● Brief:
Find and copy each line of the records where the string "Total" shows up.

Data tied to figure images:

|---|

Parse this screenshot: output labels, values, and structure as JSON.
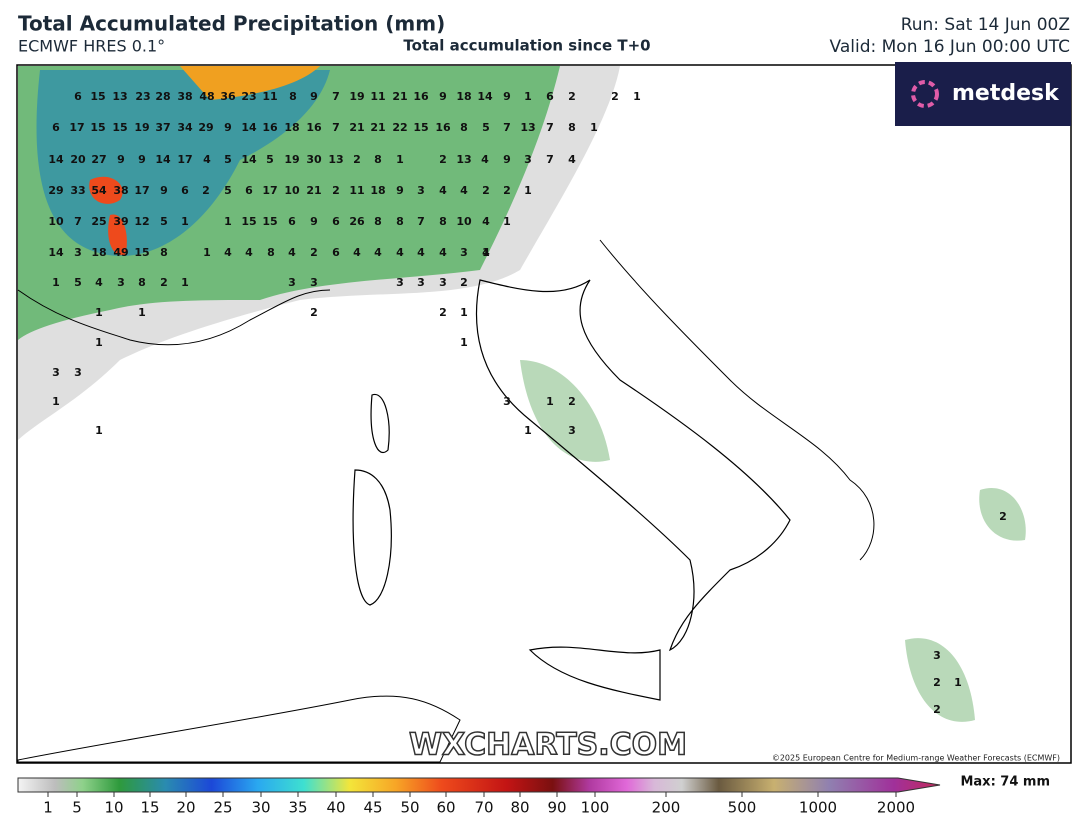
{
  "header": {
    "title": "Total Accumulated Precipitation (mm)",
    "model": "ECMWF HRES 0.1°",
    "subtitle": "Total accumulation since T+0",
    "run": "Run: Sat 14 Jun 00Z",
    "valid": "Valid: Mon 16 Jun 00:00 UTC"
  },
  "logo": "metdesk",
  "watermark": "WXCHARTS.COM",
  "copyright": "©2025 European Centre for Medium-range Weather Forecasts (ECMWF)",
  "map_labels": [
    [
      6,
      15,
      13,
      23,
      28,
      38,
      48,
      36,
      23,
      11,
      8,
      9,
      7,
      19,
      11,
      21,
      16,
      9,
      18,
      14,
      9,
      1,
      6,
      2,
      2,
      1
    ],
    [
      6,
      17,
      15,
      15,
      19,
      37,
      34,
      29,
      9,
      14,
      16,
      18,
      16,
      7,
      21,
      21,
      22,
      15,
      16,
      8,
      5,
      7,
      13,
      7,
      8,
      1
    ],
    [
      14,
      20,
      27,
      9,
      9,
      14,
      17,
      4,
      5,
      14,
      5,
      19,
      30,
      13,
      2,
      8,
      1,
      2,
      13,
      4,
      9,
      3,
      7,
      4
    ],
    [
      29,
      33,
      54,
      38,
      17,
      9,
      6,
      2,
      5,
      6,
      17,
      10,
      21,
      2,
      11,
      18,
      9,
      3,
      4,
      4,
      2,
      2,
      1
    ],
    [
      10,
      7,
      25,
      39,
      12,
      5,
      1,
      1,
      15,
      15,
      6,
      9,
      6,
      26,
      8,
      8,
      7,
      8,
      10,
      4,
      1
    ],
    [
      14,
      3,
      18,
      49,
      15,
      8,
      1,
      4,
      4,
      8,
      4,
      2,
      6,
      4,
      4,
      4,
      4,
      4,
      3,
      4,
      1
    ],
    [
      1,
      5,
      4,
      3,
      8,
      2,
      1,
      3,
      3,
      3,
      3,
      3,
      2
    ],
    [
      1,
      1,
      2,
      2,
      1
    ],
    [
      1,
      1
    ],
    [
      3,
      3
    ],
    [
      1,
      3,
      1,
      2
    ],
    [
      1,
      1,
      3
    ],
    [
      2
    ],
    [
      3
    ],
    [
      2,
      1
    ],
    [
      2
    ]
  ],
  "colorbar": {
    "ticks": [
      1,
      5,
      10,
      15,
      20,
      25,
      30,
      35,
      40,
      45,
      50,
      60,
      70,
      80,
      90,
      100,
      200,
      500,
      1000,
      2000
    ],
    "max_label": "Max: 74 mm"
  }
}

|---|

● Written answer:
    "title": "Total Accumulated Precipitation (mm)",
    "subtitle": "Total accumulation since T+0",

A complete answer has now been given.